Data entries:
——————————

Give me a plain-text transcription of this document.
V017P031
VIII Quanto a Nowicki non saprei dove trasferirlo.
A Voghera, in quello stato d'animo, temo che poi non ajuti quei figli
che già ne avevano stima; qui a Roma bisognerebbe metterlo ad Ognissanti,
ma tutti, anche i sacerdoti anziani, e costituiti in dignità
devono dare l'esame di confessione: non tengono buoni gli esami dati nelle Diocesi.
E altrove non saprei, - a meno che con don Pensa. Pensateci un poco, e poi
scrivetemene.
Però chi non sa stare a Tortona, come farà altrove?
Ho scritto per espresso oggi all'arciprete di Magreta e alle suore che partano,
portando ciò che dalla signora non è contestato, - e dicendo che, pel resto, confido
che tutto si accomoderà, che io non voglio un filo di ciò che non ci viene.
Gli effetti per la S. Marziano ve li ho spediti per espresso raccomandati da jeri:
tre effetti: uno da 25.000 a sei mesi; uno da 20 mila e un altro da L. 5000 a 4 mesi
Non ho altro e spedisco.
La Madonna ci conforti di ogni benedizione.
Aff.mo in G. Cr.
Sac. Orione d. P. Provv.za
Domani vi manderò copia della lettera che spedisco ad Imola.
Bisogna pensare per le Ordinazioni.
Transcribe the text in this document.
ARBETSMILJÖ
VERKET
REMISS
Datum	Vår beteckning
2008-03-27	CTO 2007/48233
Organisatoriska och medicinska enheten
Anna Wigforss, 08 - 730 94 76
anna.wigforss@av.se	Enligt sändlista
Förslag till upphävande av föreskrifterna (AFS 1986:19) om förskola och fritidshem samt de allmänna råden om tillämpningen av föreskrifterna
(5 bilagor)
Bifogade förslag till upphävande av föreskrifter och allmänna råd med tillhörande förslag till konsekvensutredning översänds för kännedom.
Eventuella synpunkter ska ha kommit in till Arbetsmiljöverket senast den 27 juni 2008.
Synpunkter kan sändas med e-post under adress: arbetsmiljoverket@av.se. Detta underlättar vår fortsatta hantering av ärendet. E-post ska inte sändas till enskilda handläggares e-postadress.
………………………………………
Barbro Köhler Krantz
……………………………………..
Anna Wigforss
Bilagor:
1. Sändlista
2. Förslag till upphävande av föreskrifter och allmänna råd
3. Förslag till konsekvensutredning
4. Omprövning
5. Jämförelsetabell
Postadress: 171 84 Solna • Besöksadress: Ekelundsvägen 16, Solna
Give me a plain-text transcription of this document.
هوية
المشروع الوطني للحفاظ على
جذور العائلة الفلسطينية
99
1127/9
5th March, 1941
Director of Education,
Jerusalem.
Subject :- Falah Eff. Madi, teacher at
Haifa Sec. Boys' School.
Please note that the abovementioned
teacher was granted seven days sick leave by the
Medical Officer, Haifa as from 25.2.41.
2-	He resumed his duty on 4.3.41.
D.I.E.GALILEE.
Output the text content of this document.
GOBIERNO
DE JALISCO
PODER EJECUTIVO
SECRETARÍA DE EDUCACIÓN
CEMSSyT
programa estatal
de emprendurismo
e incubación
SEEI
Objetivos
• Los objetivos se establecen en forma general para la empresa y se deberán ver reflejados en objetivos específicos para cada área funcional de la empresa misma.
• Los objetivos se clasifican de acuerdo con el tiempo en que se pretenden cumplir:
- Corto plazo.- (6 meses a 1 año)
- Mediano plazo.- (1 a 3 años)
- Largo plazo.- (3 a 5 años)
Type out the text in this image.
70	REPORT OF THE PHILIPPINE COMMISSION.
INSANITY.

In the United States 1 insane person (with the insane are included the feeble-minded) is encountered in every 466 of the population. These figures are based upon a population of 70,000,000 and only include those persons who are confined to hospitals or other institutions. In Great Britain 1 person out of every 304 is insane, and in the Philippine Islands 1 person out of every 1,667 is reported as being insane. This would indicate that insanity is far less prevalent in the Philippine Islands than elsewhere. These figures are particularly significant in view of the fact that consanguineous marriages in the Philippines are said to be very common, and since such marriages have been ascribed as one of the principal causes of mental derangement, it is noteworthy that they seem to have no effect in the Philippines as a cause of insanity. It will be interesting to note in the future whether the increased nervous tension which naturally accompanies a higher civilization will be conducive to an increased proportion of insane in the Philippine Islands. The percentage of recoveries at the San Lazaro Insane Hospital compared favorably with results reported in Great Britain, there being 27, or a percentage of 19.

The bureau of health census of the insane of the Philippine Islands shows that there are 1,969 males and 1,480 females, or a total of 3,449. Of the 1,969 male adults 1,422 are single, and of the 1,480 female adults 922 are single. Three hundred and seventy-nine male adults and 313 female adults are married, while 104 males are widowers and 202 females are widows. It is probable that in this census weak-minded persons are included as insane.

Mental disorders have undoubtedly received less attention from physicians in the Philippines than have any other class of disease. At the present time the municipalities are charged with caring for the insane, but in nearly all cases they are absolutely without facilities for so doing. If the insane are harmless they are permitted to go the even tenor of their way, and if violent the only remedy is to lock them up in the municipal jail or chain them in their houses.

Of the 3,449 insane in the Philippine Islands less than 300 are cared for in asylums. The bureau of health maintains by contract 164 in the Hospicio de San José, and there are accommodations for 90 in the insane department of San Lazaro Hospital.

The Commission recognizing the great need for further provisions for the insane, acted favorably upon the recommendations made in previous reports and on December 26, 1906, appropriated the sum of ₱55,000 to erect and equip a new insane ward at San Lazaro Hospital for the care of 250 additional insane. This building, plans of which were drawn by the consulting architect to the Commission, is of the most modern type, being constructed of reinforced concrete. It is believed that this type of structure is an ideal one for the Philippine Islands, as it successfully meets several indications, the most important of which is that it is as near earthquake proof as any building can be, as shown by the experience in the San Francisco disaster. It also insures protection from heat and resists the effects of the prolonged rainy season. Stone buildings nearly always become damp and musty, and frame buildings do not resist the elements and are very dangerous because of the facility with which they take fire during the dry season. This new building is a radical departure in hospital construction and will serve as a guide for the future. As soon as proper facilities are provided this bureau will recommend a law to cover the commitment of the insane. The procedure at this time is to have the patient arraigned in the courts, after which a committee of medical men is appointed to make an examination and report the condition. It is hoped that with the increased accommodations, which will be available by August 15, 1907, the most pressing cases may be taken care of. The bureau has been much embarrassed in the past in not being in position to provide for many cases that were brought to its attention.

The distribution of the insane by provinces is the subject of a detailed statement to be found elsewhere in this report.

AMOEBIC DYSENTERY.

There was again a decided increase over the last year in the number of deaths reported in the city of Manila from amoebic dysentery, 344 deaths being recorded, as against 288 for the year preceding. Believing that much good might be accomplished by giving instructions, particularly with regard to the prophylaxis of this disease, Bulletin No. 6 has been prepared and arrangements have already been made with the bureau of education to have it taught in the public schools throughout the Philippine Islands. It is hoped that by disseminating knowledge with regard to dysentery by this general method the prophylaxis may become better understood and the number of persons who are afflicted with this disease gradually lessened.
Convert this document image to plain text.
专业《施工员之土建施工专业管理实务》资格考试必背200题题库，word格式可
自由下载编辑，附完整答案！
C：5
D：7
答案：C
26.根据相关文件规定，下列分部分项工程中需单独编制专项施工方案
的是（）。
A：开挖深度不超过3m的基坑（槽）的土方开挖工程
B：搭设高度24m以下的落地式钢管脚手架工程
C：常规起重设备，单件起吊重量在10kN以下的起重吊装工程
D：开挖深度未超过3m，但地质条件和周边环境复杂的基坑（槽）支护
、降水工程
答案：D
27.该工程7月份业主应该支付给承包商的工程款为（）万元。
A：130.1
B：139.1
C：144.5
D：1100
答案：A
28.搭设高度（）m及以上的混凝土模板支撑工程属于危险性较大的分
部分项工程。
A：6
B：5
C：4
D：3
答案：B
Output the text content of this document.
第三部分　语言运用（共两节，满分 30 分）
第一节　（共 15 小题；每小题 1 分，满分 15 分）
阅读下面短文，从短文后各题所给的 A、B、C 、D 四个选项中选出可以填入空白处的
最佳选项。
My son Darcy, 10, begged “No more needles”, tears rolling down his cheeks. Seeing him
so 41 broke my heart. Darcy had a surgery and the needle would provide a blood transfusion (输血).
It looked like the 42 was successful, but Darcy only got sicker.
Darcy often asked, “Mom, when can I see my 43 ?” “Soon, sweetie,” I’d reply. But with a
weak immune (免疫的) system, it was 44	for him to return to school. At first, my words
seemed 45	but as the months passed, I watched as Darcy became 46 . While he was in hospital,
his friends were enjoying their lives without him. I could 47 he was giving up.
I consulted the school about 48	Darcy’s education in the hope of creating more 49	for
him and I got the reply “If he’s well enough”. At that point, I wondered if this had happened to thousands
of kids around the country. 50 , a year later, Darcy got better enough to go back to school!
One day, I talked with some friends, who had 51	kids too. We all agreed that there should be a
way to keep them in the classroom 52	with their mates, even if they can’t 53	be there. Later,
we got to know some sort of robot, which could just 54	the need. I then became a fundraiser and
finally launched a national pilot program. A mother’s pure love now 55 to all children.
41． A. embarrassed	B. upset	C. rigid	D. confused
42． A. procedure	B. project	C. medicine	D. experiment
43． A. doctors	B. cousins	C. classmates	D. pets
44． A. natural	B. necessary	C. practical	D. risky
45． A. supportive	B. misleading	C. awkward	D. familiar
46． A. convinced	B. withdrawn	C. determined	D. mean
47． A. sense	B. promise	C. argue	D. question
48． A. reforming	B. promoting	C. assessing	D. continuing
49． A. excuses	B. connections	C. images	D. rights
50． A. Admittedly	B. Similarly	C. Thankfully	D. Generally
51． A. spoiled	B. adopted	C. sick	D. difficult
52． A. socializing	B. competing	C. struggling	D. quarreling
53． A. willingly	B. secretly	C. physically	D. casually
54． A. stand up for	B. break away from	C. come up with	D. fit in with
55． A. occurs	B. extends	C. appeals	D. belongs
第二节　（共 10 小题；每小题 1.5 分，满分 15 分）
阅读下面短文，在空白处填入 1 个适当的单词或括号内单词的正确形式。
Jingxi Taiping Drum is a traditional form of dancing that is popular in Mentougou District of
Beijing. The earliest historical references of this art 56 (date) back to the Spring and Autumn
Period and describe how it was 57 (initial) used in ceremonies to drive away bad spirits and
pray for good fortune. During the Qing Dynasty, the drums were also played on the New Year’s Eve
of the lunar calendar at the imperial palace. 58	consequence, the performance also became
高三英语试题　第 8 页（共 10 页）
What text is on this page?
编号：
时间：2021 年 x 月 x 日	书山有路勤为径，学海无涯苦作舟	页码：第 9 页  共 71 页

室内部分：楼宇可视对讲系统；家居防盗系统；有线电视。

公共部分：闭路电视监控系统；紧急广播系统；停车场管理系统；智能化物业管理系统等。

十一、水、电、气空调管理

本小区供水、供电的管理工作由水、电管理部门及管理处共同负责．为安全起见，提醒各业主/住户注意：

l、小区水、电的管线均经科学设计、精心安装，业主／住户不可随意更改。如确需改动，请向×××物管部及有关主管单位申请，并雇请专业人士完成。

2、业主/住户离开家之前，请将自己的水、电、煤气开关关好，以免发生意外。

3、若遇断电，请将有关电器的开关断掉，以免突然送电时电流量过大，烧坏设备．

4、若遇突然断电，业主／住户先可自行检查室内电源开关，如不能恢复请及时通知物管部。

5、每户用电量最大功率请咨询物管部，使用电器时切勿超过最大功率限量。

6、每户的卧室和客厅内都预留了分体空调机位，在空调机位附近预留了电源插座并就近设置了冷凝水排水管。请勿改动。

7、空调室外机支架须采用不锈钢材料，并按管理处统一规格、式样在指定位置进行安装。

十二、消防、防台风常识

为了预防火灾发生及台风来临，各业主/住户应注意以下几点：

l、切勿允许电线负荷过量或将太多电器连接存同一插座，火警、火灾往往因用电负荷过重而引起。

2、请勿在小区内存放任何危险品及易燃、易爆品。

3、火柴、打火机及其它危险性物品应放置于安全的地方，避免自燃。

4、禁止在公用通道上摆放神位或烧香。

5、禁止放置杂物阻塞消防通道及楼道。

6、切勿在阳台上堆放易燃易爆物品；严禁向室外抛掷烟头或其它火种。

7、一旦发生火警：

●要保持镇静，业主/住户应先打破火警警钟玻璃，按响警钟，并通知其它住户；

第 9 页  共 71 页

——————————

Every line that holds the string "konsekvensutredning" should be returned.

FINISHED TASK >>
Bifogade förslag till upphävande av föreskrifter och allmänna råd med tillhörande förslag till konsekvensutredning översänds för kännedom.
3. Förslag till konsekvensutredning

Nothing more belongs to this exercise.